RAW DATA:
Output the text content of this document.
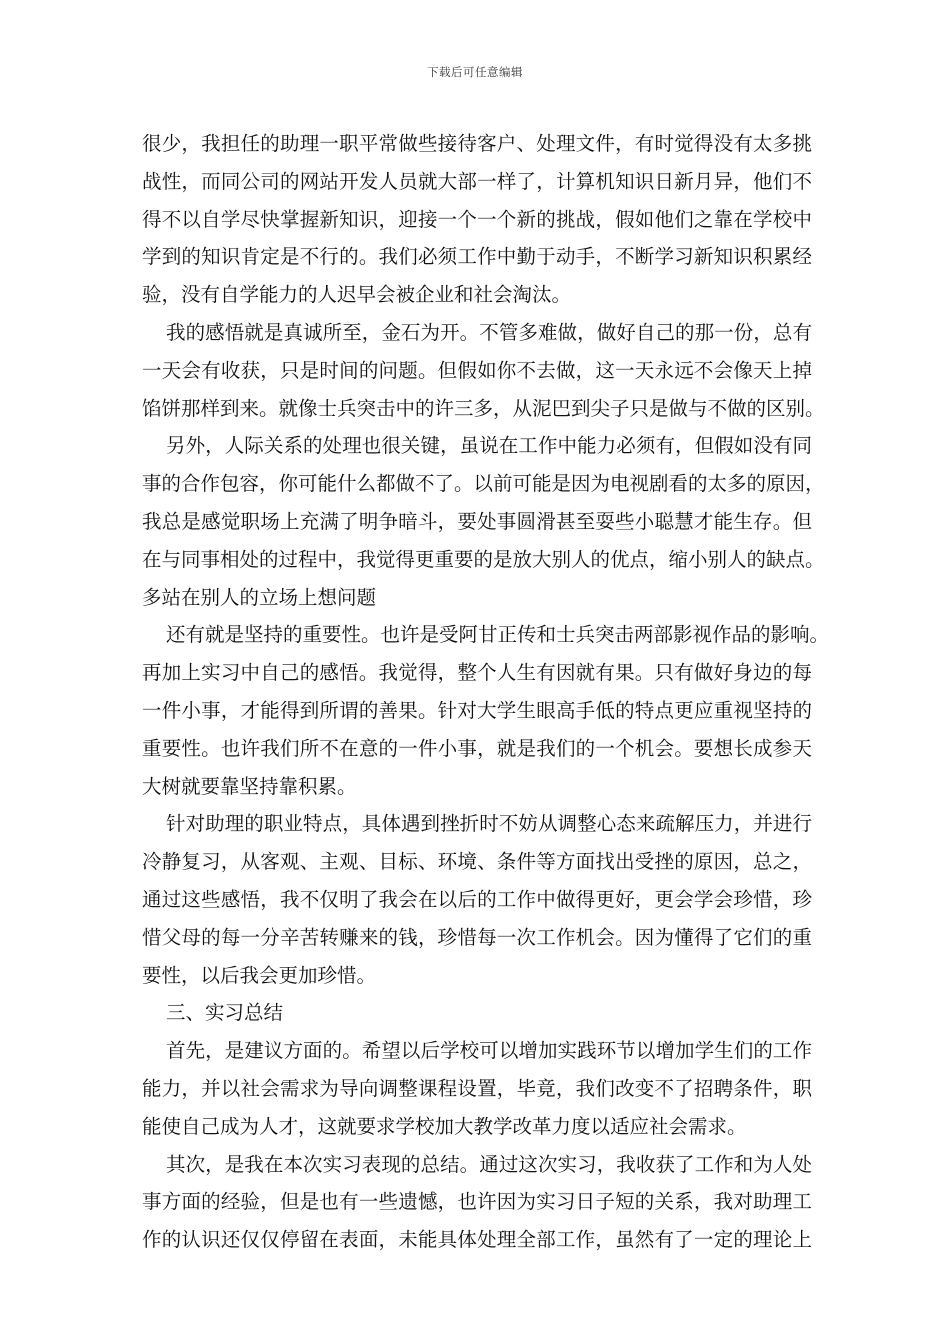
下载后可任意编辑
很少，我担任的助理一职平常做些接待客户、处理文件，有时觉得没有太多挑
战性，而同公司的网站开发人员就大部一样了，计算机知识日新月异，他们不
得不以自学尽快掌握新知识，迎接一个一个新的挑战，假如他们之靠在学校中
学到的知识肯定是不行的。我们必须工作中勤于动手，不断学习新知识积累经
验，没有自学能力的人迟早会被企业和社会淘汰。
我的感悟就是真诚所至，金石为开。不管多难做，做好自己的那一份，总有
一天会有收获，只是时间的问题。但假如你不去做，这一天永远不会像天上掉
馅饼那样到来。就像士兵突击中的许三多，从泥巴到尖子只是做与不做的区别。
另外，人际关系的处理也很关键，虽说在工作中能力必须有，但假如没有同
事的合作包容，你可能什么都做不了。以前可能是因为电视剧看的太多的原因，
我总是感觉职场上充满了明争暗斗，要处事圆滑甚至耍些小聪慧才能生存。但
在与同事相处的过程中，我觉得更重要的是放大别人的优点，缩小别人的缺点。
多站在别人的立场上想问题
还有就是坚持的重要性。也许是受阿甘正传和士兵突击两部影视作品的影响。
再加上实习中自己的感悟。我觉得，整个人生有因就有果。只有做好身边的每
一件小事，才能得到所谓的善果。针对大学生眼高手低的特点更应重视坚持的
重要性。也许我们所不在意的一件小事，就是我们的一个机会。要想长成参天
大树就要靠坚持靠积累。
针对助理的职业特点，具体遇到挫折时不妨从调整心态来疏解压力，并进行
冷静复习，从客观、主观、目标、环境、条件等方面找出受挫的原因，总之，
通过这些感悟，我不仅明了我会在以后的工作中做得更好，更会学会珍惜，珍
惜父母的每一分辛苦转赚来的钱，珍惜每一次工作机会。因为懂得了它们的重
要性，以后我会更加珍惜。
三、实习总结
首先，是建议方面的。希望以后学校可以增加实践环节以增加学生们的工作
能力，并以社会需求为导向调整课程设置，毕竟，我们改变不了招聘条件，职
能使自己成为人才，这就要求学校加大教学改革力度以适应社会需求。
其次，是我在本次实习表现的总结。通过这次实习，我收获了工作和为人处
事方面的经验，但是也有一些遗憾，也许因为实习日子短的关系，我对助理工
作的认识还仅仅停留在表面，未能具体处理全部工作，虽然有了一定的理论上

REQUIRED TASK:
All the records above need to be given again word for word. Skip the pictures.

RESPONSE TO THE EXERCISE:
Output the text content of this document.
下载后可任意编辑
很少，我担任的助理一职平常做些接待客户、处理文件，有时觉得没有太多挑
战性，而同公司的网站开发人员就大部一样了，计算机知识日新月异，他们不
得不以自学尽快掌握新知识，迎接一个一个新的挑战，假如他们之靠在学校中
学到的知识肯定是不行的。我们必须工作中勤于动手，不断学习新知识积累经
验，没有自学能力的人迟早会被企业和社会淘汰。
我的感悟就是真诚所至，金石为开。不管多难做，做好自己的那一份，总有
一天会有收获，只是时间的问题。但假如你不去做，这一天永远不会像天上掉
馅饼那样到来。就像士兵突击中的许三多，从泥巴到尖子只是做与不做的区别。
另外，人际关系的处理也很关键，虽说在工作中能力必须有，但假如没有同
事的合作包容，你可能什么都做不了。以前可能是因为电视剧看的太多的原因，
我总是感觉职场上充满了明争暗斗，要处事圆滑甚至耍些小聪慧才能生存。但
在与同事相处的过程中，我觉得更重要的是放大别人的优点，缩小别人的缺点。
多站在别人的立场上想问题
还有就是坚持的重要性。也许是受阿甘正传和士兵突击两部影视作品的影响。
再加上实习中自己的感悟。我觉得，整个人生有因就有果。只有做好身边的每
一件小事，才能得到所谓的善果。针对大学生眼高手低的特点更应重视坚持的
重要性。也许我们所不在意的一件小事，就是我们的一个机会。要想长成参天
大树就要靠坚持靠积累。
针对助理的职业特点，具体遇到挫折时不妨从调整心态来疏解压力，并进行
冷静复习，从客观、主观、目标、环境、条件等方面找出受挫的原因，总之，
通过这些感悟，我不仅明了我会在以后的工作中做得更好，更会学会珍惜，珍
惜父母的每一分辛苦转赚来的钱，珍惜每一次工作机会。因为懂得了它们的重
要性，以后我会更加珍惜。
三、实习总结
首先，是建议方面的。希望以后学校可以增加实践环节以增加学生们的工作
能力，并以社会需求为导向调整课程设置，毕竟，我们改变不了招聘条件，职
能使自己成为人才，这就要求学校加大教学改革力度以适应社会需求。
其次，是我在本次实习表现的总结。通过这次实习，我收获了工作和为人处
事方面的经验，但是也有一些遗憾，也许因为实习日子短的关系，我对助理工
作的认识还仅仅停留在表面，未能具体处理全部工作，虽然有了一定的理论上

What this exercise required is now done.